Every line holding the string "facis" should be gathered.

····················

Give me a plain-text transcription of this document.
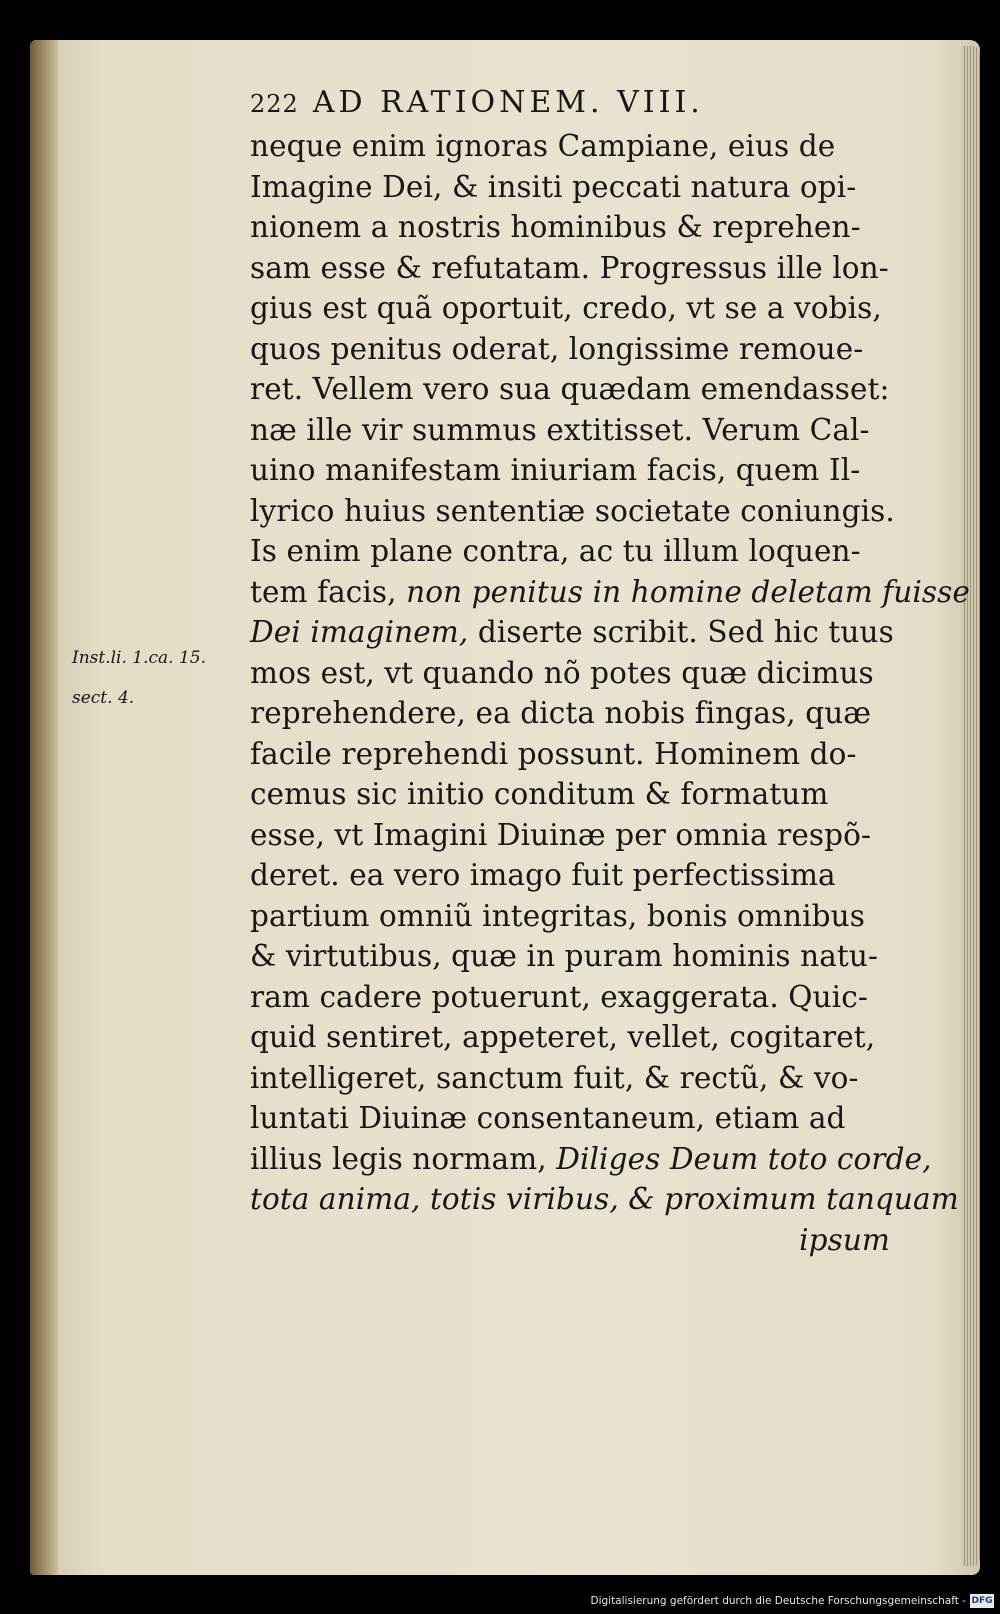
222 AD RATIONEM. VIII.
neque enim ignoras Campiane, eius de
Imagine Dei, & insiti peccati natura opi-
nionem a nostris hominibus & reprehen-
sam esse & refutatam. Progressus ille lon-
gius est quã oportuit, credo, vt se a vobis,
quos penitus oderat, longissime remoue-
ret. Vellem vero sua quædam emendasset:
næ ille vir summus extitisset. Verum Cal-
uino manifestam iniuriam facis, quem Il-
lyrico huius sententiæ societate coniungis.
Is enim plane contra, ac tu illum loquen-
tem facis, non penitus in homine deletam fuisse
Dei imaginem, diserte scribit. Sed hic tuus
mos est, vt quando nõ potes quæ dicimus
reprehendere, ea dicta nobis fingas, quæ
facile reprehendi possunt. Hominem do-
cemus sic initio conditum & formatum
esse, vt Imagini Diuinæ per omnia respõ-
deret. ea vero imago fuit perfectissima
partium omniũ integritas, bonis omnibus
& virtutibus, quæ in puram hominis natu-
ram cadere potuerunt, exaggerata. Quic-
quid sentiret, appeteret, vellet, cogitaret,
intelligeret, sanctum fuit, & rectũ, & vo-
luntati Diuinæ consentaneum, etiam ad
illius legis normam, Diliges Deum toto corde,
tota anima, totis viribus, & proximum tanquam
ipsum
Inst.li. 1.ca. 15.
sect. 4.
Digitalisierung gefördert durch die Deutsche Forschungsgemeinschaft - DFG
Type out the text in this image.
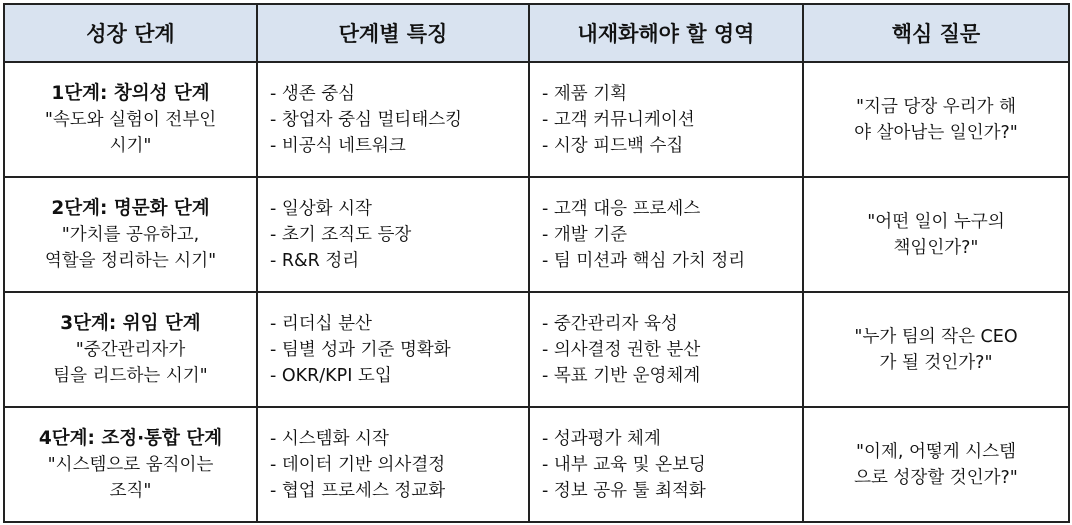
성장 단계	단계별 특징	내재화해야 할 영역	핵심 질문

1단계: 창의성 단계
"속도와 실험이 전부인
시기"	- 생존 중심
- 창업자 중심 멀티태스킹
- 비공식 네트워크	- 제품 기획
- 고객 커뮤니케이션
- 시장 피드백 수집	"지금 당장 우리가 해
야 살아남는 일인가?"

2단계: 명문화 단계
"가치를 공유하고,
역할을 정리하는 시기"	- 일상화 시작
- 초기 조직도 등장
- R&R 정리	- 고객 대응 프로세스
- 개발 기준
- 팀 미션과 핵심 가치 정리	"어떤 일이 누구의
책임인가?"

3단계: 위임 단계
"중간관리자가
팀을 리드하는 시기"	- 리더십 분산
- 팀별 성과 기준 명확화
- OKR/KPI 도입	- 중간관리자 육성
- 의사결정 권한 분산
- 목표 기반 운영체계	"누가 팀의 작은 CEO
가 될 것인가?"

4단계: 조정·통합 단계
"시스템으로 움직이는
조직"	- 시스템화 시작
- 데이터 기반 의사결정
- 협업 프로세스 정교화	- 성과평가 체계
- 내부 교육 및 온보딩
- 정보 공유 툴 최적화	"이제, 어떻게 시스템
으로 성장할 것인가?"
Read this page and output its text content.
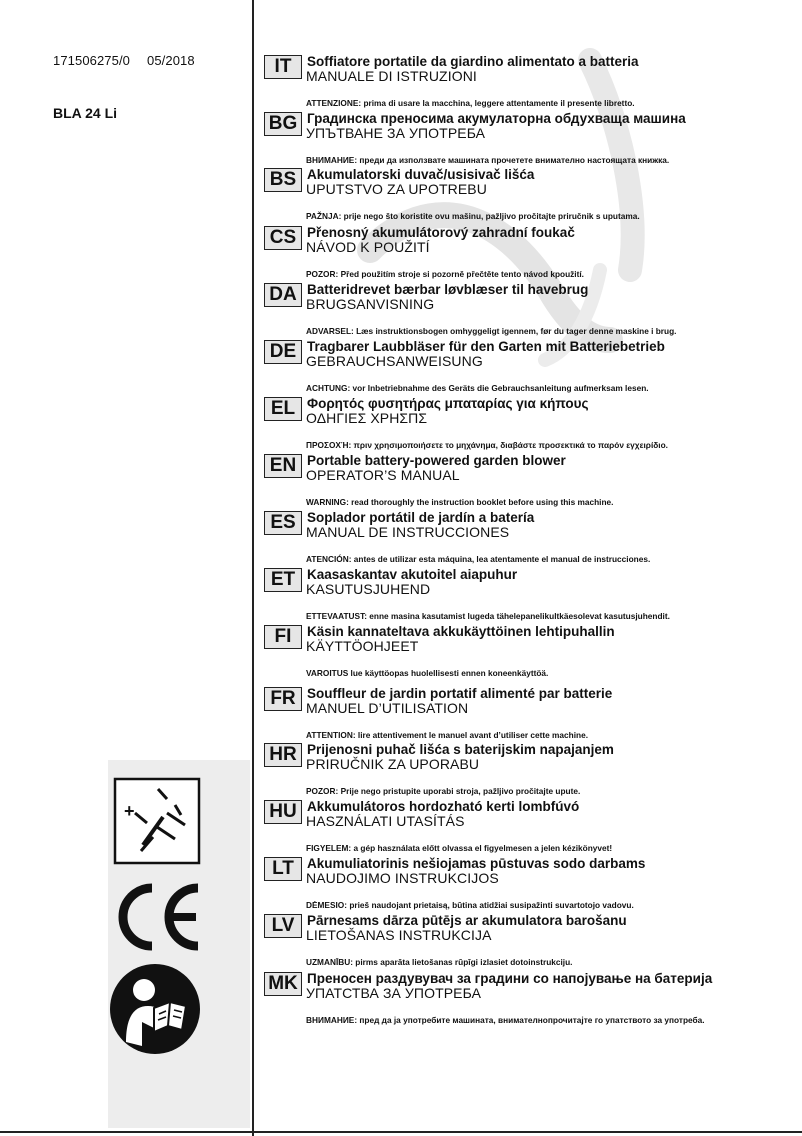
171506275/0 05/2018
BLA 24 Li
+
IT	Soffiatore portatile da giardino alimentato a batteria
MANUALE DI ISTRUZIONI
ATTENZIONE: prima di usare la macchina, leggere attentamente il presente libretto.
BG Градинска преносима акумулаторна обдухваща машина
УПЪТВАНЕ ЗА УПОТРЕБА
ВНИМАНИЕ: преди да използвате машината прочетете внимателно настоящата книжка.
BS Akumulatorski duvač/usisivač lišća
UPUTSTVO ZA UPOTREBU
PAŽNJA: prije nego što koristite ovu mašinu, pažljivo pročitajte priručnik s uputama.
CS Přenosný akumulátorový zahradní foukač
NÁVOD K POUŽITÍ
POZOR: Před použitím stroje si pozorně přečtěte tento návod kpoužití.
DA Batteridrevet bærbar løvblæser til havebrug
BRUGSANVISNING
ADVARSEL: Læs instruktionsbogen omhyggeligt igennem, før du tager denne maskine i brug.
DE Tragbarer Laubbläser für den Garten mit Batteriebetrieb
GEBRAUCHSANWEISUNG
ACHTUNG: vor Inbetriebnahme des Geräts die Gebrauchsanleitung aufmerksam lesen.
EL Φορητός φυσητήρας μπαταρίας για κήπους
ΟΔΗΓΙΕΣ ΧΡΗΣΠΣ
ΠΡΟΣΟΧΉ: πριν χρησιμοποιήσετε το μηχάνημα, διαβάστε προσεκτικά το παρόν εγχειρίδιο.
EN Portable battery-powered garden blower
OPERATOR’S MANUAL
WARNING: read thoroughly the instruction booklet before using this machine.
ES Soplador portátil de jardín a batería
MANUAL DE INSTRUCCIONES
ATENCIÓN: antes de utilizar esta máquina, lea atentamente el manual de instrucciones.
ET Kaasaskantav akutoitel aiapuhur
KASUTUSJUHEND
ETTEVAATUST: enne masina kasutamist lugeda tähelepanelikultkäesolevat kasutusjuhendit.
FI	Käsin kannateltava akkukäyttöinen lehtipuhallin
KÄYTTÖOHJEET
VAROITUS lue käyttöopas huolellisesti ennen koneenkäyttöä.
FR Souffleur de jardin portatif alimenté par batterie
MANUEL D’UTILISATION
ATTENTION: lire attentivement le manuel avant d’utiliser cette machine.
HR Prijenosni puhač lišća s baterijskim napajanjem
PRIRUČNIK ZA UPORABU
POZOR: Prije nego pristupite uporabi stroja, pažljivo pročitajte upute.
HU Akkumulátoros hordozható kerti lombfúvó
HASZNÁLATI UTASÍTÁS
FIGYELEM: a gép használata előtt olvassa el figyelmesen a jelen kézikönyvet!
LT Akumuliatorinis nešiojamas pūstuvas sodo darbams
NAUDOJIMO INSTRUKCIJOS
DĖMESIO: prieš naudojant prietaisą, būtina atidžiai susipažinti suvartotojo vadovu.
LV Pārnesams dārza pūtējs ar akumulatora barošanu
LIETOŠANAS INSTRUKCIJA
UZMANĪBU: pirms aparāta lietošanas rūpīgi izlasiet dotoinstrukciju.
MK Преносен раздувувач за градини со напојување на батерија
УПАТСТВА ЗА УПОТРЕБА
ВНИМАНИЕ: пред да ја употребите машината, внимателнопрочитајте го упатството за употреба.
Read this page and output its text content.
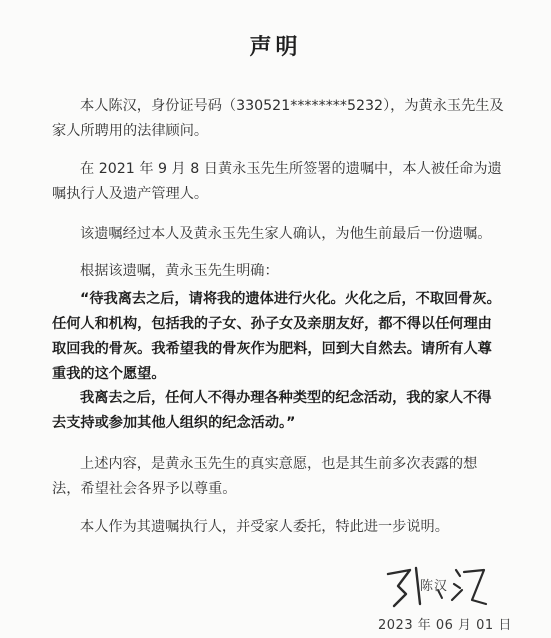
声明
本人陈汉，身份证号码（330521********5232），为黄永玉先生及家人所聘用的法律顾问。
在 2021 年 9 月 8 日黄永玉先生所签署的遗嘱中，本人被任命为遗嘱执行人及遗产管理人。
该遗嘱经过本人及黄永玉先生家人确认，为他生前最后一份遗嘱。
根据该遗嘱，黄永玉先生明确：
“待我离去之后，请将我的遗体进行火化。火化之后，不取回骨灰。任何人和机构，包括我的子女、孙子女及亲朋友好，都不得以任何理由取回我的骨灰。我希望我的骨灰作为肥料，回到大自然去。请所有人尊重我的这个愿望。
我离去之后，任何人不得办理各种类型的纪念活动，我的家人不得去支持或参加其他人组织的纪念活动。”
上述内容，是黄永玉先生的真实意愿，也是其生前多次表露的想法，希望社会各界予以尊重。
本人作为其遗嘱执行人，并受家人委托，特此进一步说明。
陈汉
2023 年 06 月 01 日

····················

WRITTEN SOLUTION:
uino manifestam iniuriam facis, quem Il-
tem facis, non penitus in homine deletam fuisse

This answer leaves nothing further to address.